Goal of the exercise: Below is some material; set it all down exactly, apart from the pictures.
:: Data provided ::
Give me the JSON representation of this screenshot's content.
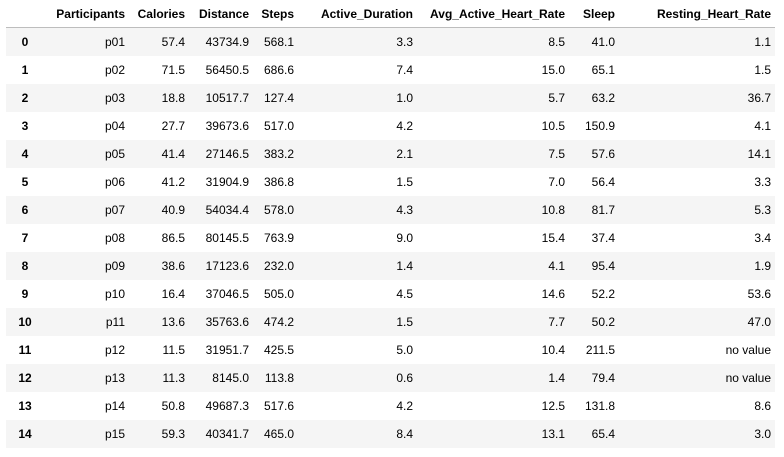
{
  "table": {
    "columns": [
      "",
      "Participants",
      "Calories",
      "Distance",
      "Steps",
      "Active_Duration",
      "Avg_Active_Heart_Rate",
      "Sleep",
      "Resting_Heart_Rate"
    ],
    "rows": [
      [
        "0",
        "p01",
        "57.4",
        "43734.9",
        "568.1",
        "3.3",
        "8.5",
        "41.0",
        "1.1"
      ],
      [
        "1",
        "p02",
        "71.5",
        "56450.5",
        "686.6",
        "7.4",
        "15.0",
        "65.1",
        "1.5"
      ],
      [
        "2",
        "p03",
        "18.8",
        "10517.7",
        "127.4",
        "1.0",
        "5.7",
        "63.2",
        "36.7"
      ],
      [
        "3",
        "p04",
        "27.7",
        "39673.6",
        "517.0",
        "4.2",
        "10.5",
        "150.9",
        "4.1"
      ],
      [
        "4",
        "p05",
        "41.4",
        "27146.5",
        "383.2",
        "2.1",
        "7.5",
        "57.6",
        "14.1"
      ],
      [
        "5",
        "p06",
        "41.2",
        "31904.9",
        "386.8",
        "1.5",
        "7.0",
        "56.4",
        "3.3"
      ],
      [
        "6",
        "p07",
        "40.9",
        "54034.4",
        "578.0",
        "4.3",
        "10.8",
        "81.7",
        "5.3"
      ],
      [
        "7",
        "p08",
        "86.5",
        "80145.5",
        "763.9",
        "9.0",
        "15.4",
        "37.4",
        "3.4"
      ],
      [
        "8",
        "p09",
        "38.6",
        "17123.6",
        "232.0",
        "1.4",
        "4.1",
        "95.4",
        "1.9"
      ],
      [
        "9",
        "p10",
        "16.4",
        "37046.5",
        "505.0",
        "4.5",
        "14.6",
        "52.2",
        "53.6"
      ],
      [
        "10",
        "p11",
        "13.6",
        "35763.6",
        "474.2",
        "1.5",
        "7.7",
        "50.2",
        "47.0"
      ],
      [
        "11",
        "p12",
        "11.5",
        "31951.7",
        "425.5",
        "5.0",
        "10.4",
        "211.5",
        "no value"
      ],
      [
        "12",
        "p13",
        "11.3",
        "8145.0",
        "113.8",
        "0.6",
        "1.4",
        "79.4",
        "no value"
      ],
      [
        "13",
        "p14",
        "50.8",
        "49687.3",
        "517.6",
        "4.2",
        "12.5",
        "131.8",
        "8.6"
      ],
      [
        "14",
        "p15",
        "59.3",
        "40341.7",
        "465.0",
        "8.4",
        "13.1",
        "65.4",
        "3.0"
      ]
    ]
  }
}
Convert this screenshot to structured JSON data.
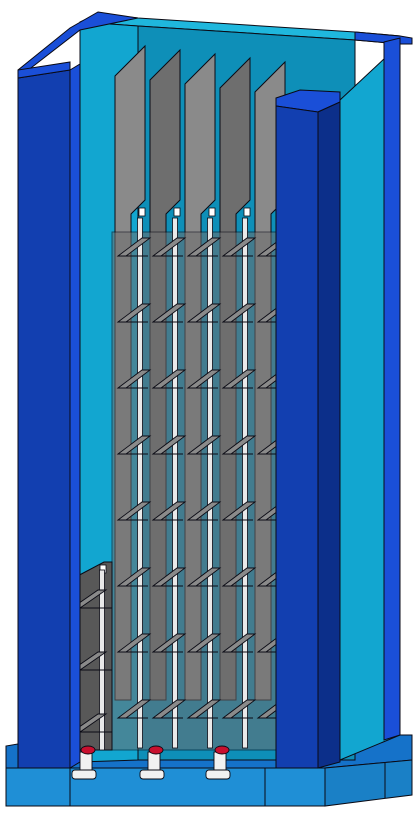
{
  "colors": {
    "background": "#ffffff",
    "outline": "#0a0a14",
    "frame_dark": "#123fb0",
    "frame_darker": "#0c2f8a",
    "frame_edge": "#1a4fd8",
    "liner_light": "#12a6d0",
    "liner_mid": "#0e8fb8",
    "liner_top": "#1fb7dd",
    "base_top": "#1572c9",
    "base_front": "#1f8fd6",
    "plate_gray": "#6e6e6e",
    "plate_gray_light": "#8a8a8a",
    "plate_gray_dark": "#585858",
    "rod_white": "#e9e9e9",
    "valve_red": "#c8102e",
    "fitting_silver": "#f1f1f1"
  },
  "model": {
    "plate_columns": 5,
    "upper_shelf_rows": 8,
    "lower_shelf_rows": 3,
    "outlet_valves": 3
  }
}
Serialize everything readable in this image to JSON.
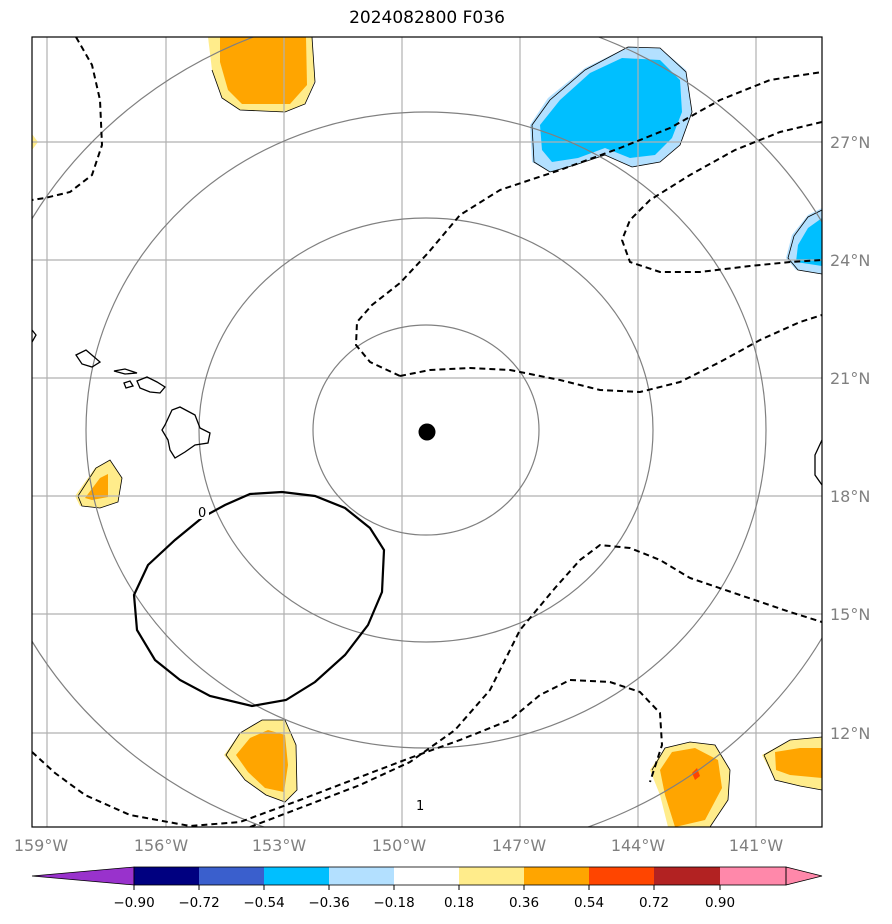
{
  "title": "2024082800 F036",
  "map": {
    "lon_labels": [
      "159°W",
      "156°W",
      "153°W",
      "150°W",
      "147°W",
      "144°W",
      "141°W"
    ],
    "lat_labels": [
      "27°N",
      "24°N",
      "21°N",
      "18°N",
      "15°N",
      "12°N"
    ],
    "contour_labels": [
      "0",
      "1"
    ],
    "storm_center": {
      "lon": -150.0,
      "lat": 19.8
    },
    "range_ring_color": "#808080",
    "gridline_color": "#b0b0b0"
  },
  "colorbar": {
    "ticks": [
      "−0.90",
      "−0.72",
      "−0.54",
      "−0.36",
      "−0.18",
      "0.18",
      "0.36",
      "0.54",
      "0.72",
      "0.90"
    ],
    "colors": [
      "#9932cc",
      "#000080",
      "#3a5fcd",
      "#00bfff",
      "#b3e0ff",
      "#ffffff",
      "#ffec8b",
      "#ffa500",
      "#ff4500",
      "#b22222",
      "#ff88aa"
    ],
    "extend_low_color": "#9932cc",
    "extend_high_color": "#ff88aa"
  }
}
:::
Output for this exercise:
Give me the JSON representation of this screenshot's content.
{
  "table": {
    "columns": [
      "",
      "Participants",
      "Calories",
      "Distance",
      "Steps",
      "Active_Duration",
      "Avg_Active_Heart_Rate",
      "Sleep",
      "Resting_Heart_Rate"
    ],
    "rows": [
      [
        "0",
        "p01",
        "57.4",
        "43734.9",
        "568.1",
        "3.3",
        "8.5",
        "41.0",
        "1.1"
      ],
      [
        "1",
        "p02",
        "71.5",
        "56450.5",
        "686.6",
        "7.4",
        "15.0",
        "65.1",
        "1.5"
      ],
      [
        "2",
        "p03",
        "18.8",
        "10517.7",
        "127.4",
        "1.0",
        "5.7",
        "63.2",
        "36.7"
      ],
      [
        "3",
        "p04",
        "27.7",
        "39673.6",
        "517.0",
        "4.2",
        "10.5",
        "150.9",
        "4.1"
      ],
      [
        "4",
        "p05",
        "41.4",
        "27146.5",
        "383.2",
        "2.1",
        "7.5",
        "57.6",
        "14.1"
      ],
      [
        "5",
        "p06",
        "41.2",
        "31904.9",
        "386.8",
        "1.5",
        "7.0",
        "56.4",
        "3.3"
      ],
      [
        "6",
        "p07",
        "40.9",
        "54034.4",
        "578.0",
        "4.3",
        "10.8",
        "81.7",
        "5.3"
      ],
      [
        "7",
        "p08",
        "86.5",
        "80145.5",
        "763.9",
        "9.0",
        "15.4",
        "37.4",
        "3.4"
      ],
      [
        "8",
        "p09",
        "38.6",
        "17123.6",
        "232.0",
        "1.4",
        "4.1",
        "95.4",
        "1.9"
      ],
      [
        "9",
        "p10",
        "16.4",
        "37046.5",
        "505.0",
        "4.5",
        "14.6",
        "52.2",
        "53.6"
      ],
      [
        "10",
        "p11",
        "13.6",
        "35763.6",
        "474.2",
        "1.5",
        "7.7",
        "50.2",
        "47.0"
      ],
      [
        "11",
        "p12",
        "11.5",
        "31951.7",
        "425.5",
        "5.0",
        "10.4",
        "211.5",
        "no value"
      ],
      [
        "12",
        "p13",
        "11.3",
        "8145.0",
        "113.8",
        "0.6",
        "1.4",
        "79.4",
        "no value"
      ],
      [
        "13",
        "p14",
        "50.8",
        "49687.3",
        "517.6",
        "4.2",
        "12.5",
        "131.8",
        "8.6"
      ],
      [
        "14",
        "p15",
        "59.3",
        "40341.7",
        "465.0",
        "8.4",
        "13.1",
        "65.4",
        "3.0"
      ]
    ]
  }
}
Convert this screenshot to structured JSON data.
{
  "colors": {
    "background": "#ffffff",
    "outline": "#0a0a14",
    "frame_dark": "#123fb0",
    "frame_darker": "#0c2f8a",
    "frame_edge": "#1a4fd8",
    "liner_light": "#12a6d0",
    "liner_mid": "#0e8fb8",
    "liner_top": "#1fb7dd",
    "base_top": "#1572c9",
    "base_front": "#1f8fd6",
    "plate_gray": "#6e6e6e",
    "plate_gray_light": "#8a8a8a",
    "plate_gray_dark": "#585858",
    "rod_white": "#e9e9e9",
    "valve_red": "#c8102e",
    "fitting_silver": "#f1f1f1"
  },
  "model": {
    "plate_columns": 5,
    "upper_shelf_rows": 8,
    "lower_shelf_rows": 3,
    "outlet_valves": 3
  }
}
Serialize everything readable in this image to JSON.
{
  "title": "2024082800 F036",
  "map": {
    "lon_labels": [
      "159°W",
      "156°W",
      "153°W",
      "150°W",
      "147°W",
      "144°W",
      "141°W"
    ],
    "lat_labels": [
      "27°N",
      "24°N",
      "21°N",
      "18°N",
      "15°N",
      "12°N"
    ],
    "contour_labels": [
      "0",
      "1"
    ],
    "storm_center": {
      "lon": -150.0,
      "lat": 19.8
    },
    "range_ring_color": "#808080",
    "gridline_color": "#b0b0b0"
  },
  "colorbar": {
    "ticks": [
      "−0.90",
      "−0.72",
      "−0.54",
      "−0.36",
      "−0.18",
      "0.18",
      "0.36",
      "0.54",
      "0.72",
      "0.90"
    ],
    "colors": [
      "#9932cc",
      "#000080",
      "#3a5fcd",
      "#00bfff",
      "#b3e0ff",
      "#ffffff",
      "#ffec8b",
      "#ffa500",
      "#ff4500",
      "#b22222",
      "#ff88aa"
    ],
    "extend_low_color": "#9932cc",
    "extend_high_color": "#ff88aa"
  }
}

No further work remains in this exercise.